**THE TASK**
Pull each line containing "수행하였습니다" out of the data and copy it.

(Excerpt from a dataset)
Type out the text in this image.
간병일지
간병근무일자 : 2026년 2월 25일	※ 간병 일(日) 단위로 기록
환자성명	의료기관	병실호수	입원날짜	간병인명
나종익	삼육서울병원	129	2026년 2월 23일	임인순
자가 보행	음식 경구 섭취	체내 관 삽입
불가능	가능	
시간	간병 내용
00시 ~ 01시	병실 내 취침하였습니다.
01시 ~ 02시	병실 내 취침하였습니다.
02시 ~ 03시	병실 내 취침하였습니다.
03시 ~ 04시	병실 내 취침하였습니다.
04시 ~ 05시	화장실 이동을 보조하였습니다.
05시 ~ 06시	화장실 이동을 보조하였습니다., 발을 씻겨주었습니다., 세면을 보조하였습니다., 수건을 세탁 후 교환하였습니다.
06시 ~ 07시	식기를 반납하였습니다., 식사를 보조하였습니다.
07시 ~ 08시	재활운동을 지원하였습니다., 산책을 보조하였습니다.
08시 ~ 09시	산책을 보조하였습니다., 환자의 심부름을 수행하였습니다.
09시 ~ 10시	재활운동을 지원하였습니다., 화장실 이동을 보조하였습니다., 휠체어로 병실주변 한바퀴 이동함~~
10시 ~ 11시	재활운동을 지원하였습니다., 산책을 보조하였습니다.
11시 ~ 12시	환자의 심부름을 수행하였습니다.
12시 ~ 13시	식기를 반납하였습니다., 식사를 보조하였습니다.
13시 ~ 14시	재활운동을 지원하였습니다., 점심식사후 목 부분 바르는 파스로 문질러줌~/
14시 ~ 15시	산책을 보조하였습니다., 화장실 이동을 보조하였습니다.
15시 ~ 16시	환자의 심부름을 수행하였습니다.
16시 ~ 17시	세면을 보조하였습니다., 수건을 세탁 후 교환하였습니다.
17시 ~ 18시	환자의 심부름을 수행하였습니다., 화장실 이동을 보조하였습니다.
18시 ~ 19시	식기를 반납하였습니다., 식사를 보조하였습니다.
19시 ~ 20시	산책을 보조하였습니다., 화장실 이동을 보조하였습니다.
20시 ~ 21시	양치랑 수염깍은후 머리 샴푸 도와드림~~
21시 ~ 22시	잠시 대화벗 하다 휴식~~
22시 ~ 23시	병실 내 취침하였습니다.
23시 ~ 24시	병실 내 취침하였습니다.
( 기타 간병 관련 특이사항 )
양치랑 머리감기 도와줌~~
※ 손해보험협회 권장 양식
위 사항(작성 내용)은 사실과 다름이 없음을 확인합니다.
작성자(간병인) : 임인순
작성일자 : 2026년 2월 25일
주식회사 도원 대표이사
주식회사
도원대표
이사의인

...

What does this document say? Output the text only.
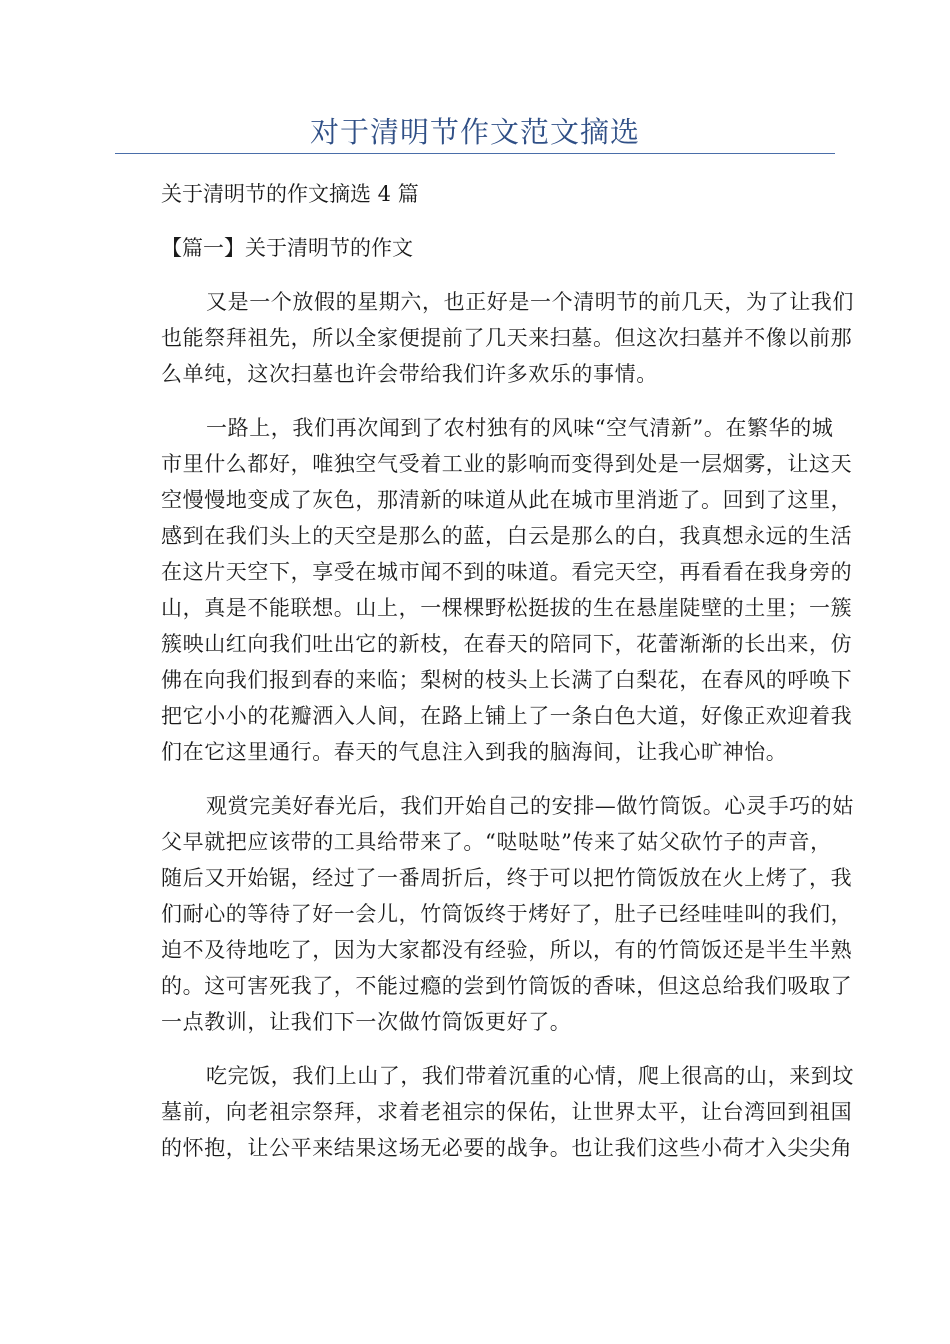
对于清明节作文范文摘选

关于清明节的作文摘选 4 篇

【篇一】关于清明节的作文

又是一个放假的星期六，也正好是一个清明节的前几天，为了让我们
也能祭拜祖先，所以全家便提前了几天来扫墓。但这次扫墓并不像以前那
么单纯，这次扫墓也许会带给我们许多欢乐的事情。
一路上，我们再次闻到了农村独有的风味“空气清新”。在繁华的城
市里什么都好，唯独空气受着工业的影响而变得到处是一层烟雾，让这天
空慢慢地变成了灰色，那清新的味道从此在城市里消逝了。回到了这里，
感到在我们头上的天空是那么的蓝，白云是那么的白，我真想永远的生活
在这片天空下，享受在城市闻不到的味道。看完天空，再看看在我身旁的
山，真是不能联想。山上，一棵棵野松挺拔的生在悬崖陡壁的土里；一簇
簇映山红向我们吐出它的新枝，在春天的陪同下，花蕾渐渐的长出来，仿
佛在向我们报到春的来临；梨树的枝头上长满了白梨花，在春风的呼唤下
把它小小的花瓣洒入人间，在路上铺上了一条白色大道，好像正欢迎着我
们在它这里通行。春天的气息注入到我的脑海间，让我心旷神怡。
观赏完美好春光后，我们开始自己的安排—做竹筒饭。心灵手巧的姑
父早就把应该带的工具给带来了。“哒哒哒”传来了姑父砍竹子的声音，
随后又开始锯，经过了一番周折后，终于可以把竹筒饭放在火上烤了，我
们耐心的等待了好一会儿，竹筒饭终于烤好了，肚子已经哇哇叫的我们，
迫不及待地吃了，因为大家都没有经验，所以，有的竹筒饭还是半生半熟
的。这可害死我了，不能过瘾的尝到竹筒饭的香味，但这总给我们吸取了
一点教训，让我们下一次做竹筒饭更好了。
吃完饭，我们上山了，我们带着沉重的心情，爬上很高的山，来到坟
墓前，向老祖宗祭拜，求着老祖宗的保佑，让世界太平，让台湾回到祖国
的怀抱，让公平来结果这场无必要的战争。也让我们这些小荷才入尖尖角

...

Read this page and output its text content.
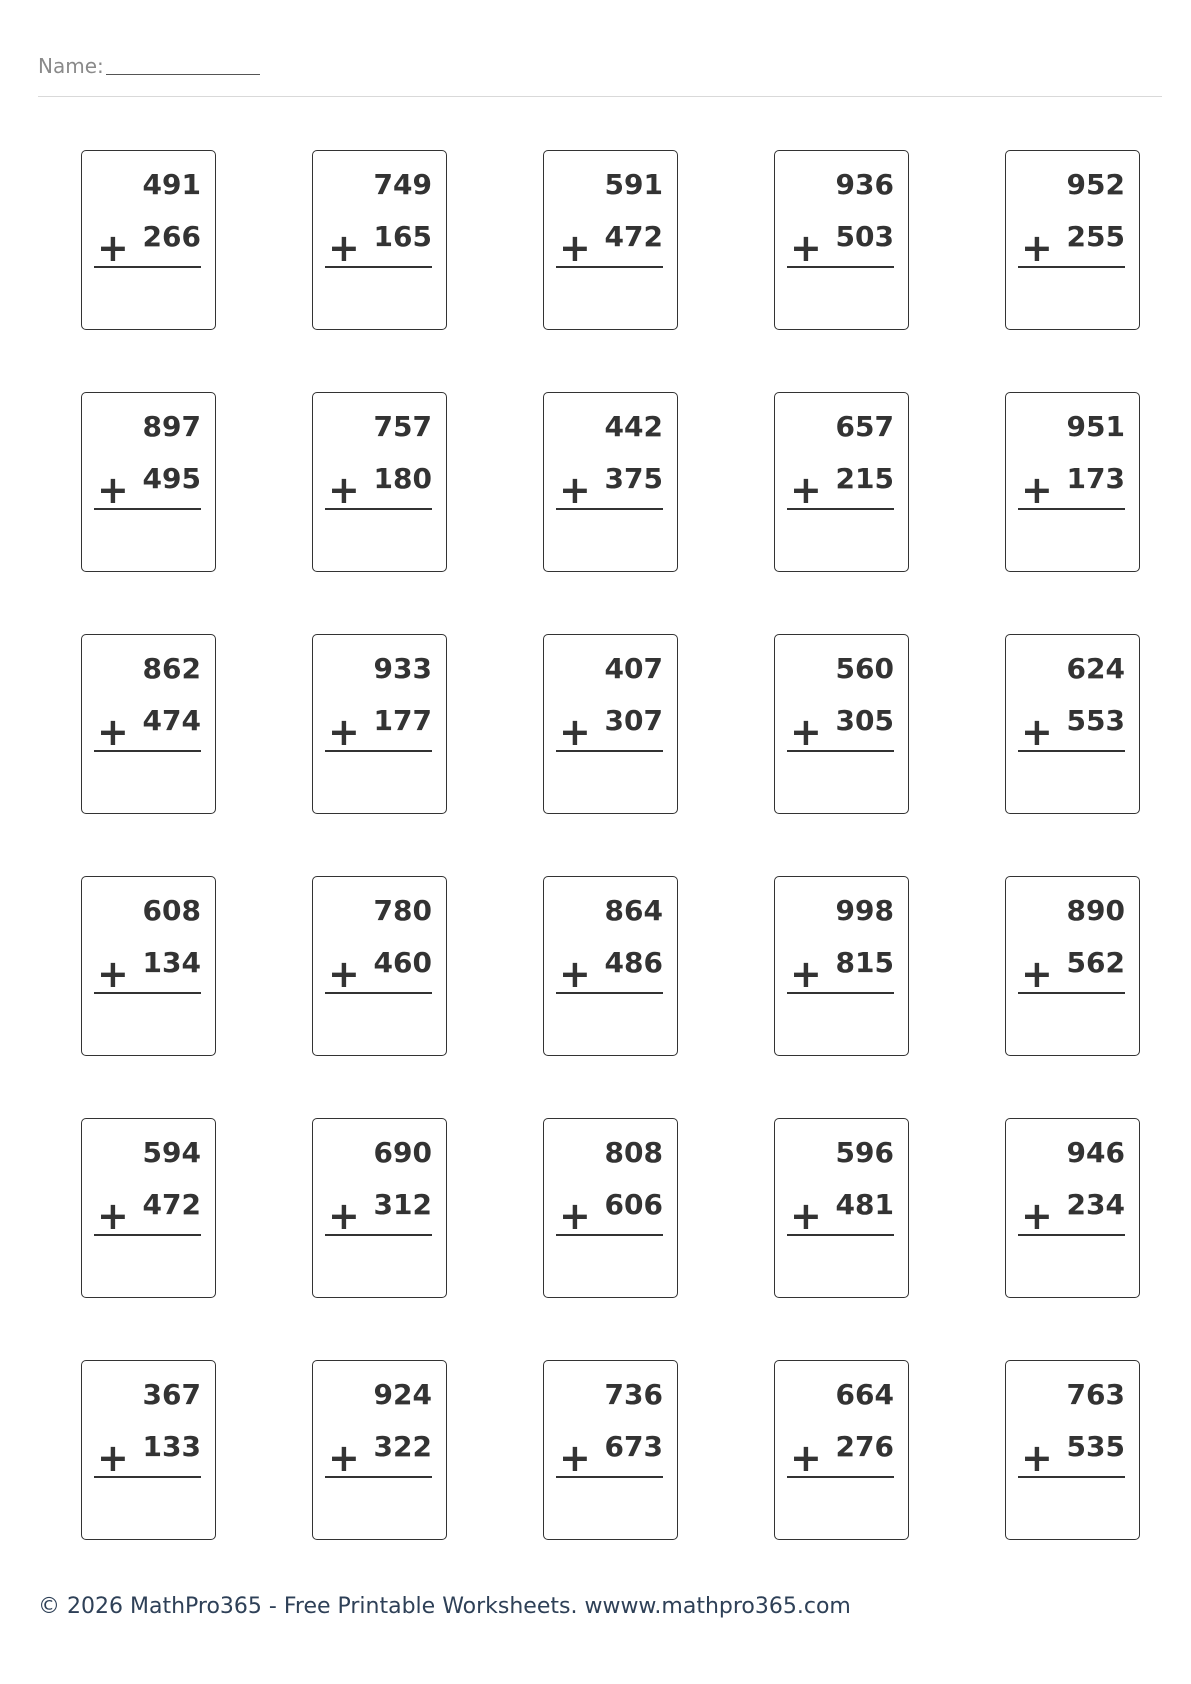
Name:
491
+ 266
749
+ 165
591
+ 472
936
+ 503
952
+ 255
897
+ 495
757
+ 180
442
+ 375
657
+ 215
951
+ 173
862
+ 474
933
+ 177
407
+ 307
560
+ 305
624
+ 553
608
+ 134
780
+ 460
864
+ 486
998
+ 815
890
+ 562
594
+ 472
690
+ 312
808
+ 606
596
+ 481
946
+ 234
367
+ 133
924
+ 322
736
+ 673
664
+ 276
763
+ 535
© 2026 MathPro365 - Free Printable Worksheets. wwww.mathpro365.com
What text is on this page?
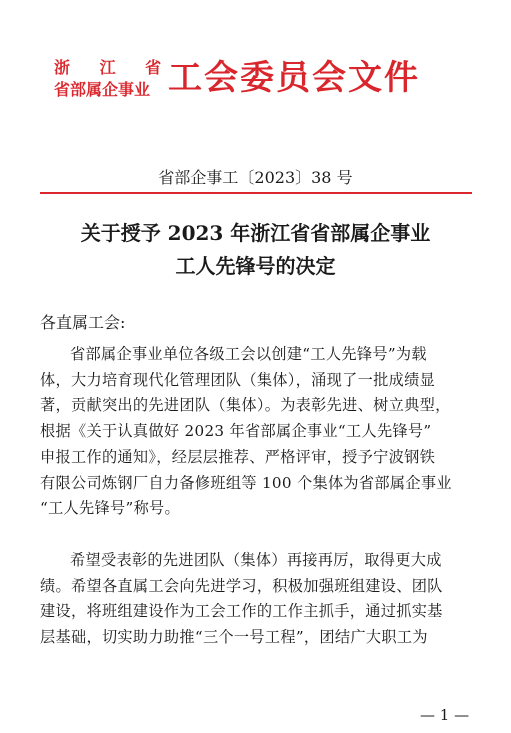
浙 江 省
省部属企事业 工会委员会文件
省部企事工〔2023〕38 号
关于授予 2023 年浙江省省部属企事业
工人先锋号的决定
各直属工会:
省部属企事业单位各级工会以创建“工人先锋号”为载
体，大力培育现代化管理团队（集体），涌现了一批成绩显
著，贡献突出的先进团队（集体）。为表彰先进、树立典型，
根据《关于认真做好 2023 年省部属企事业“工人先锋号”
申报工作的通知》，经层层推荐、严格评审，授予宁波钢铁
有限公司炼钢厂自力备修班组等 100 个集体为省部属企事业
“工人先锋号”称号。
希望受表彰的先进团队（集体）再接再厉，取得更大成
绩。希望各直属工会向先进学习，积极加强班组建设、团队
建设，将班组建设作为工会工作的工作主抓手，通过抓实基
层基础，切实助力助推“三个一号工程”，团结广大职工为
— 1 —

**THE REPLY**
08시 ~ 09시	산책을 보조하였습니다., 환자의 심부름을 수행하였습니다.
11시 ~ 12시	환자의 심부름을 수행하였습니다.
15시 ~ 16시	환자의 심부름을 수행하였습니다.
17시 ~ 18시	환자의 심부름을 수행하였습니다., 화장실 이동을 보조하였습니다.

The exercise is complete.